>> begin Provided records

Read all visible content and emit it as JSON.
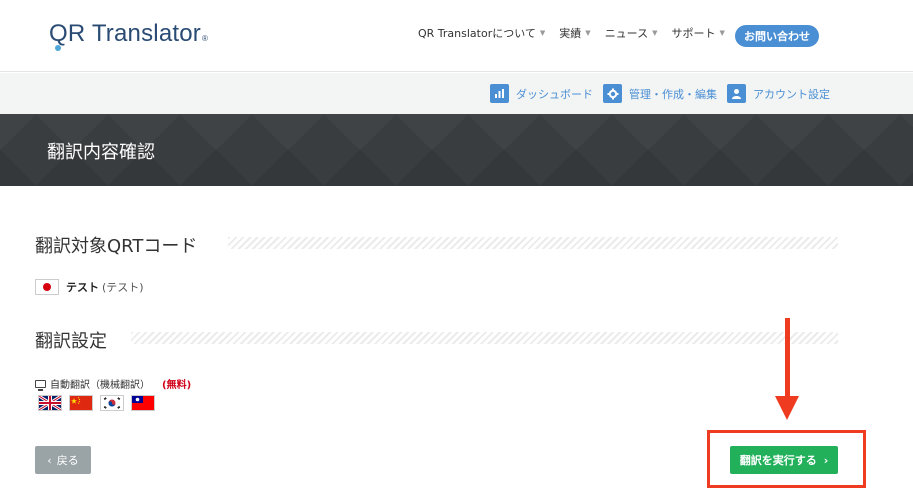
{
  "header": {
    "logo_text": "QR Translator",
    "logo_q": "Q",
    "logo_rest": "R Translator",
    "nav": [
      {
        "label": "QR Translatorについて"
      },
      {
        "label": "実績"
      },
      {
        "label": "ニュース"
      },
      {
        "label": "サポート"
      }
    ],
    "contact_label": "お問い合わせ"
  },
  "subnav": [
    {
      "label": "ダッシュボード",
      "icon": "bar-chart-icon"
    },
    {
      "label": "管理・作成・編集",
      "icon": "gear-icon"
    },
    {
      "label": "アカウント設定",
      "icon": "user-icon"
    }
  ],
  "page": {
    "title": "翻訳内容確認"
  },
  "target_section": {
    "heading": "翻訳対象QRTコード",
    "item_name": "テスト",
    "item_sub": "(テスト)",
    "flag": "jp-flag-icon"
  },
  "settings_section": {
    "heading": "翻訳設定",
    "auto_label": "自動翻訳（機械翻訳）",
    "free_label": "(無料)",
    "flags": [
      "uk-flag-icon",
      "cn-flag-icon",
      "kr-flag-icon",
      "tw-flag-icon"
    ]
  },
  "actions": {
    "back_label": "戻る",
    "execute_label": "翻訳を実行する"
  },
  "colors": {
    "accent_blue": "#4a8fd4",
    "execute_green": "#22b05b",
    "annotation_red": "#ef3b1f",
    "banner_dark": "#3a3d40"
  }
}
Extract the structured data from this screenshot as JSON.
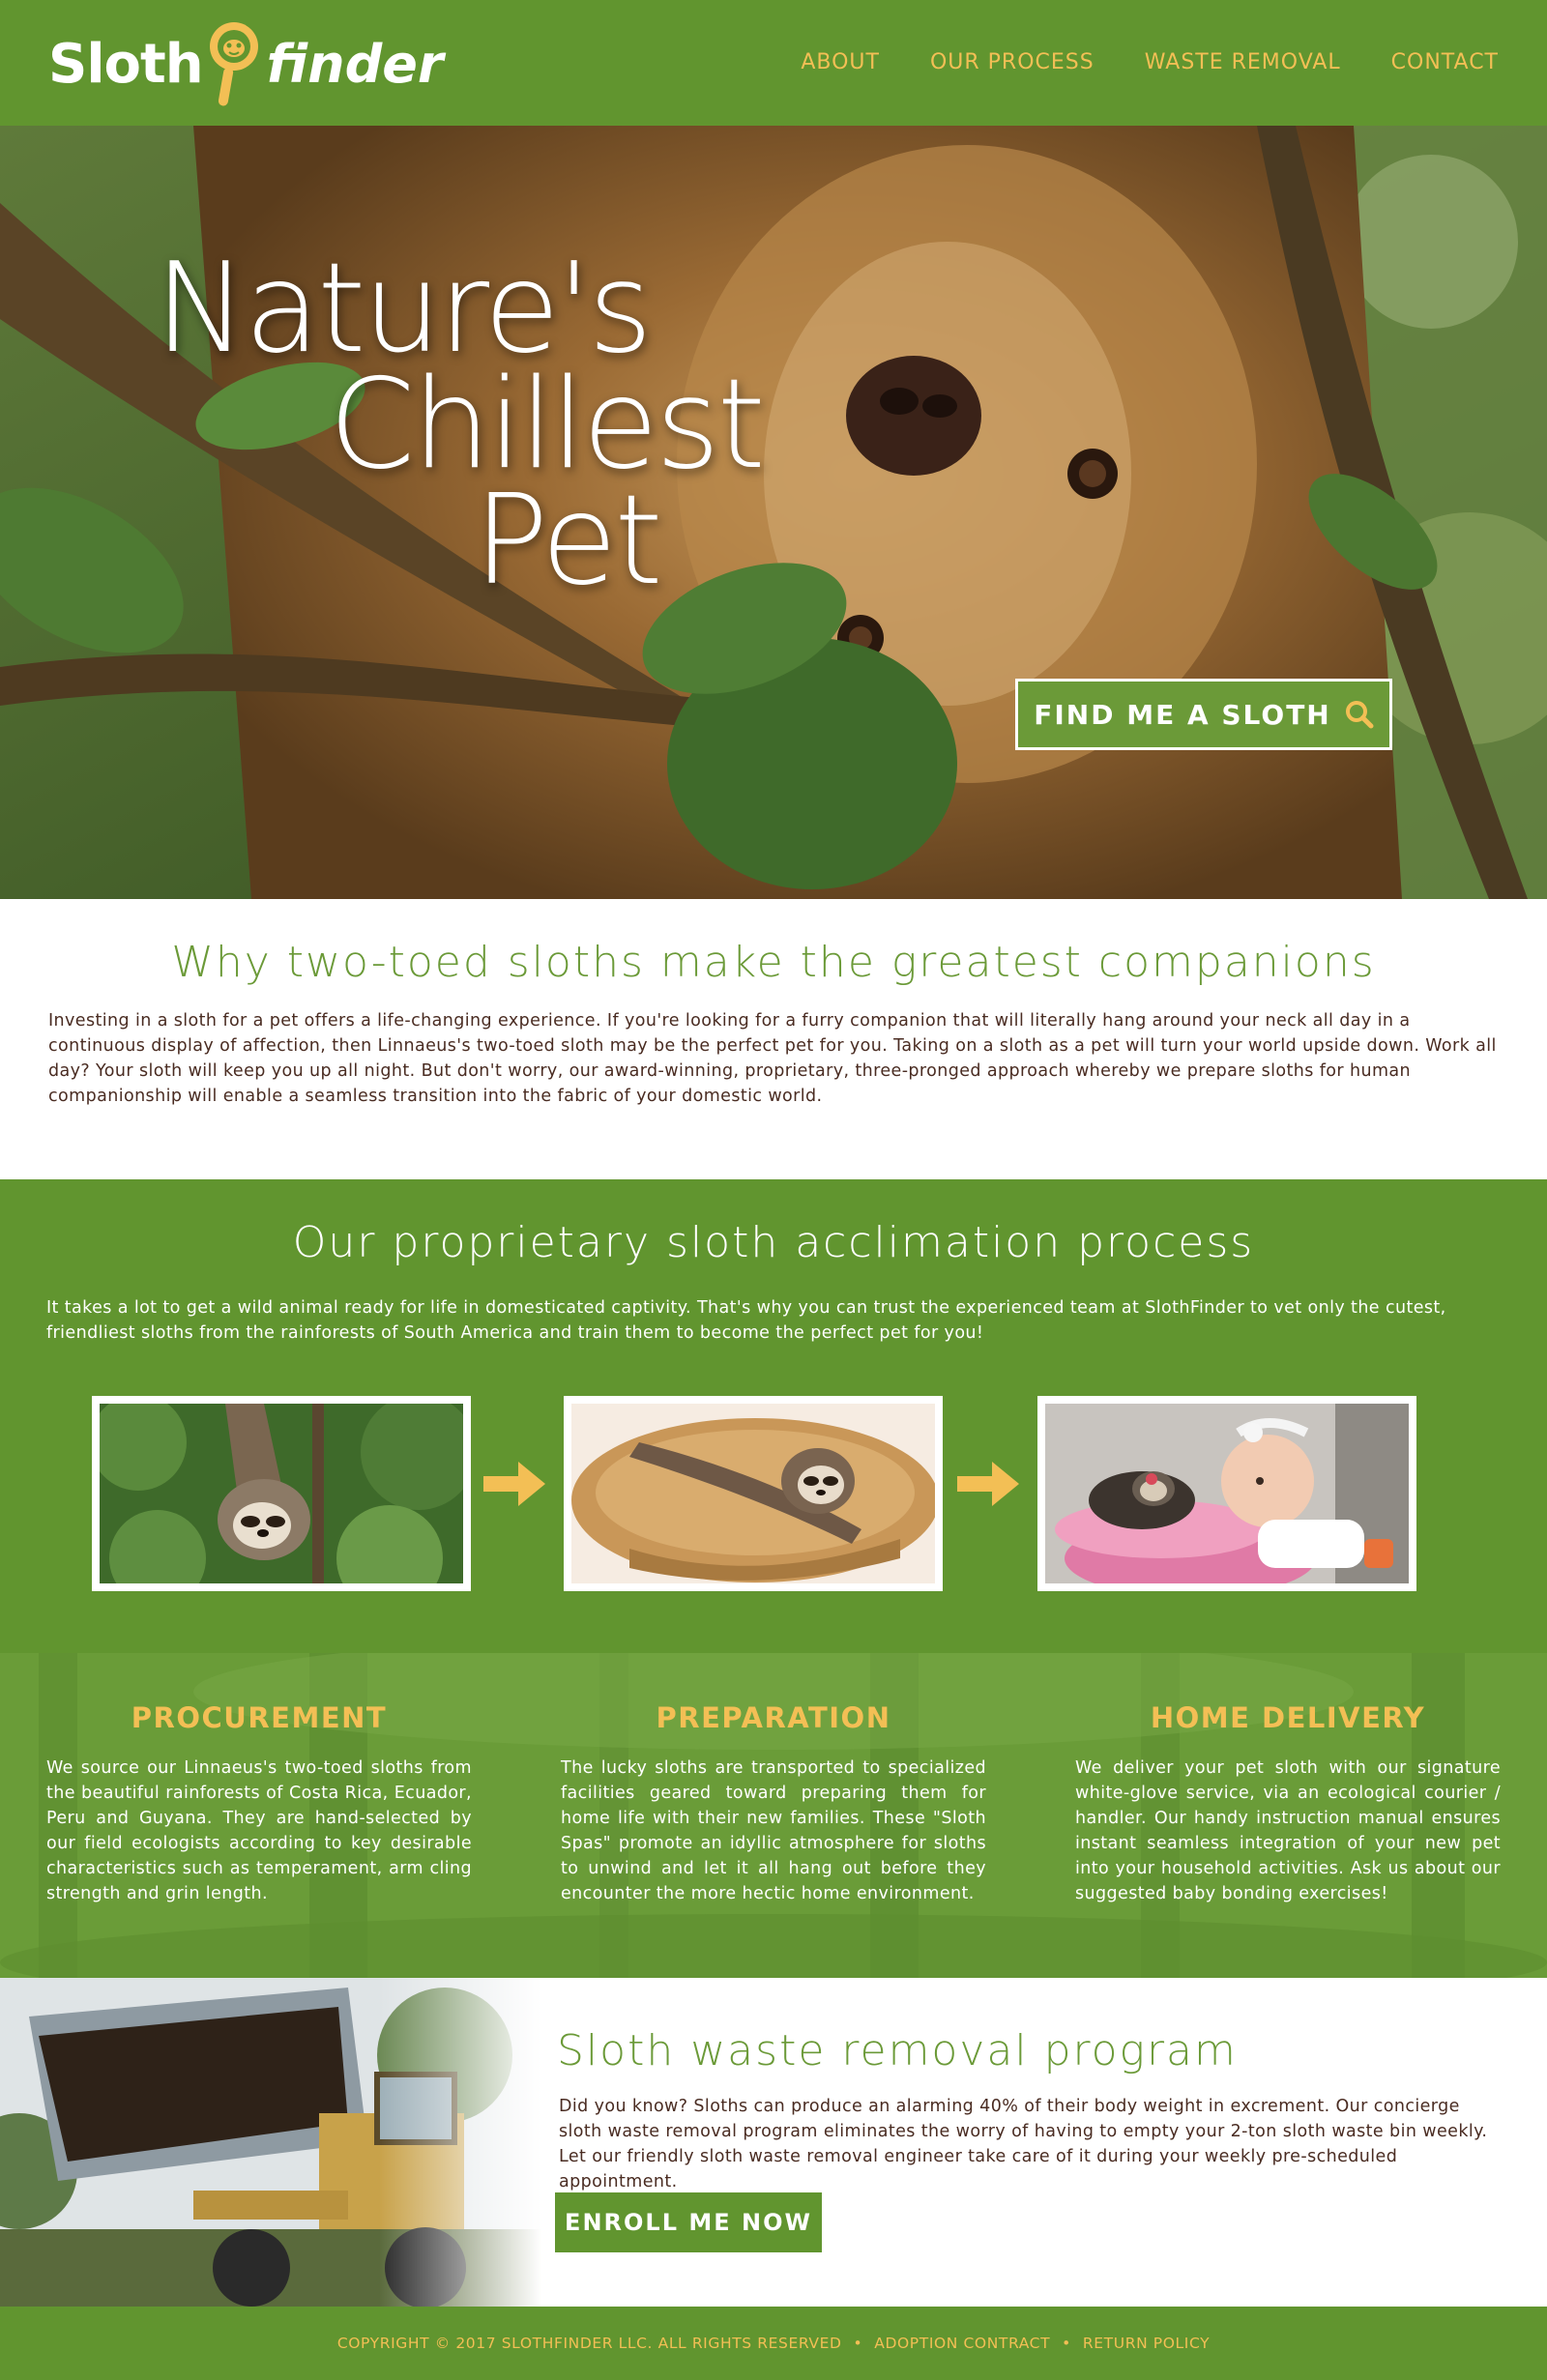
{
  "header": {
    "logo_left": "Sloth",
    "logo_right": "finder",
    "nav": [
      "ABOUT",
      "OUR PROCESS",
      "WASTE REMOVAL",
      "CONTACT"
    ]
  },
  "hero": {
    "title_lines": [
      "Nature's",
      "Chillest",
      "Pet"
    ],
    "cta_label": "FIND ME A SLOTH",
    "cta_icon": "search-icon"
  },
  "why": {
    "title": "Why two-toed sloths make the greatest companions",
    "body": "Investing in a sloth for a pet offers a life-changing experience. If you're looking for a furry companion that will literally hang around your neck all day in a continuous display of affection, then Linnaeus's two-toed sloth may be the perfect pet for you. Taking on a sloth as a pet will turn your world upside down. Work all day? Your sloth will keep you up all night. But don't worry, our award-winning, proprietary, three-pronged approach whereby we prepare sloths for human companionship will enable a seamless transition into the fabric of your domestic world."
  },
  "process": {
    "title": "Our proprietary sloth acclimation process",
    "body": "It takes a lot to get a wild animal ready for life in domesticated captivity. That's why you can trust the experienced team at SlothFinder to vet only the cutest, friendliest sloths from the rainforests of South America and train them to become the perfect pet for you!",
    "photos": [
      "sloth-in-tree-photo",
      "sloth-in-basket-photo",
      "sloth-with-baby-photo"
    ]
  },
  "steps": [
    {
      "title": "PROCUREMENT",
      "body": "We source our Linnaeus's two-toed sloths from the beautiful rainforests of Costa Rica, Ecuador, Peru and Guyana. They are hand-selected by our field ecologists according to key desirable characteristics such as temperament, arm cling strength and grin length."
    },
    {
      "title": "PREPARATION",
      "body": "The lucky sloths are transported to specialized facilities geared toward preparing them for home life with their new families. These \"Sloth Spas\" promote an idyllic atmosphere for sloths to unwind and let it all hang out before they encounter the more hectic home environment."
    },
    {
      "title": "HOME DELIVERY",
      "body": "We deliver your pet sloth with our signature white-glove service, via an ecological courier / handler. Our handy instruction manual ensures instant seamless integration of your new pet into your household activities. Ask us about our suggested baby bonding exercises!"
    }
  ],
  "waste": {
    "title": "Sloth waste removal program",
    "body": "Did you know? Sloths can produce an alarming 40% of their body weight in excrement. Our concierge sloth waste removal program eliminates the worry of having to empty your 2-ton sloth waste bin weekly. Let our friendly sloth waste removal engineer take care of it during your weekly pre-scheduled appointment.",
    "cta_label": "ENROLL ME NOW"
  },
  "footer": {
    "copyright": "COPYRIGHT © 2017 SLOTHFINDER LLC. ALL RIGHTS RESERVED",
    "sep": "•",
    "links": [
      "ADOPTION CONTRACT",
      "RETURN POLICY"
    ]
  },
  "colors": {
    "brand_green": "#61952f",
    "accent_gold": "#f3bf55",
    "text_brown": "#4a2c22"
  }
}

>> end Provided records
>> begin Provided records

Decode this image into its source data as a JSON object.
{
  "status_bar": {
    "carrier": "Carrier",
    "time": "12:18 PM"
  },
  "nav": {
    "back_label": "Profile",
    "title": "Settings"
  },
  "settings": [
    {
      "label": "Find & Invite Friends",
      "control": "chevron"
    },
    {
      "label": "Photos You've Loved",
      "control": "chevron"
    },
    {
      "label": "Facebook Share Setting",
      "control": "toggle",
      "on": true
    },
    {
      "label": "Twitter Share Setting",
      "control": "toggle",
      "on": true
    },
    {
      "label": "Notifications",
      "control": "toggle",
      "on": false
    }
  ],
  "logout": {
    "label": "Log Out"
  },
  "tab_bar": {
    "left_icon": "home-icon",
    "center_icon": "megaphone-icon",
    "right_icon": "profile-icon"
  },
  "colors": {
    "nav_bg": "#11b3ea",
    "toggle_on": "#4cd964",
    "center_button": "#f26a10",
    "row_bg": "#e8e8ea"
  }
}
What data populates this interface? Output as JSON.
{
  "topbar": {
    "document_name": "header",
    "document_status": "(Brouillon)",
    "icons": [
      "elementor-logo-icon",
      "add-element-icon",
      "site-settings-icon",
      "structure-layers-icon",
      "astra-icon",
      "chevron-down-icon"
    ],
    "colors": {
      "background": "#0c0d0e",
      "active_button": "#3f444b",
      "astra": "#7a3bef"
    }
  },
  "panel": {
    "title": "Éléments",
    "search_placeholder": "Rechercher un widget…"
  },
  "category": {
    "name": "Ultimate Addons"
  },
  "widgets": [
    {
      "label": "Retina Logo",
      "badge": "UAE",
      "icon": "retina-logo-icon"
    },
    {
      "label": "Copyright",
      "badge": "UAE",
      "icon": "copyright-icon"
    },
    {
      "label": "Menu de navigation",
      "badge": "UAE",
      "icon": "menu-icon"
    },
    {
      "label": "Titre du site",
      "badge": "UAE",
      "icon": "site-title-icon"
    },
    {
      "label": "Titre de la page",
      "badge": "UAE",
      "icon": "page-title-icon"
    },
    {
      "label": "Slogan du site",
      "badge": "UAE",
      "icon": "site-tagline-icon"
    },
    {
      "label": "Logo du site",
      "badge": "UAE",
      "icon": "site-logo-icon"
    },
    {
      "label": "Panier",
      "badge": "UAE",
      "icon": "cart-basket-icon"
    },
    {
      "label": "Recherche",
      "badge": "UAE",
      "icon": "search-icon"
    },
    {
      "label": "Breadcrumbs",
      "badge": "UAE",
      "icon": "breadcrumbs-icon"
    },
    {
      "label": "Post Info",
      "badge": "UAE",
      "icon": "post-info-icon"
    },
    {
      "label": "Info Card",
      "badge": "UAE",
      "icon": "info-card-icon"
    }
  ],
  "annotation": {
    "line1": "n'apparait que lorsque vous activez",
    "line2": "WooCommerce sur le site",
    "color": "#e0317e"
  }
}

>> end Provided records

→ **Exercise**
Using the listing above, pull out all lines that hold the word "Share".

→ **Full solution**
      "label": "Facebook Share Setting",
      "label": "Twitter Share Setting",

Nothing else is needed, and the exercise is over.